--- begin Material for the task ---
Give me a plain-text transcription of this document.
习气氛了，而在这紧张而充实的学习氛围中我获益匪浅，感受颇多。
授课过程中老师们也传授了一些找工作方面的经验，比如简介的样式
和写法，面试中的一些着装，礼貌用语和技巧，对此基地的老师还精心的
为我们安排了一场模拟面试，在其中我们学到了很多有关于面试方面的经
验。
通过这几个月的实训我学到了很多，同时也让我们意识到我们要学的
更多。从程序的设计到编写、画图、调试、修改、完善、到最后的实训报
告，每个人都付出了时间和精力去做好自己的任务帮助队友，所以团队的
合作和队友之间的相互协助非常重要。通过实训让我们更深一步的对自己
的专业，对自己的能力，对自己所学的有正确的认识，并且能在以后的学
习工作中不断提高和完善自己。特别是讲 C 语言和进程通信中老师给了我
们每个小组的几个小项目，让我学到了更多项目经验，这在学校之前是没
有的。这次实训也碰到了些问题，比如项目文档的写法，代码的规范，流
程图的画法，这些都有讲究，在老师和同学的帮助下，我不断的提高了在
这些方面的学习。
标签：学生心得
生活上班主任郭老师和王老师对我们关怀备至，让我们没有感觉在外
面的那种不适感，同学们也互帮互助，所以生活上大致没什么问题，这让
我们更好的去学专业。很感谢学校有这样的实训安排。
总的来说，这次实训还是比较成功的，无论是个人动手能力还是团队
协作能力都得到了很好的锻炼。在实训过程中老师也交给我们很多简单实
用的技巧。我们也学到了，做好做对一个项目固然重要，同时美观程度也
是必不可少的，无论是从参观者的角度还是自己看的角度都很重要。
--- end Material for the task ---
§ Required task
Each line of the material should be duplicated exactly, please.

§ The reply
Give me a plain-text transcription of this document.
习气氛了，而在这紧张而充实的学习氛围中我获益匪浅，感受颇多。
授课过程中老师们也传授了一些找工作方面的经验，比如简介的样式
和写法，面试中的一些着装，礼貌用语和技巧，对此基地的老师还精心的
为我们安排了一场模拟面试，在其中我们学到了很多有关于面试方面的经
验。
通过这几个月的实训我学到了很多，同时也让我们意识到我们要学的
更多。从程序的设计到编写、画图、调试、修改、完善、到最后的实训报
告，每个人都付出了时间和精力去做好自己的任务帮助队友，所以团队的
合作和队友之间的相互协助非常重要。通过实训让我们更深一步的对自己
的专业，对自己的能力，对自己所学的有正确的认识，并且能在以后的学
习工作中不断提高和完善自己。特别是讲 C 语言和进程通信中老师给了我
们每个小组的几个小项目，让我学到了更多项目经验，这在学校之前是没
有的。这次实训也碰到了些问题，比如项目文档的写法，代码的规范，流
程图的画法，这些都有讲究，在老师和同学的帮助下，我不断的提高了在
这些方面的学习。
标签：学生心得
生活上班主任郭老师和王老师对我们关怀备至，让我们没有感觉在外
面的那种不适感，同学们也互帮互助，所以生活上大致没什么问题，这让
我们更好的去学专业。很感谢学校有这样的实训安排。
总的来说，这次实训还是比较成功的，无论是个人动手能力还是团队
协作能力都得到了很好的锻炼。在实训过程中老师也交给我们很多简单实
用的技巧。我们也学到了，做好做对一个项目固然重要，同时美观程度也
是必不可少的，无论是从参观者的角度还是自己看的角度都很重要。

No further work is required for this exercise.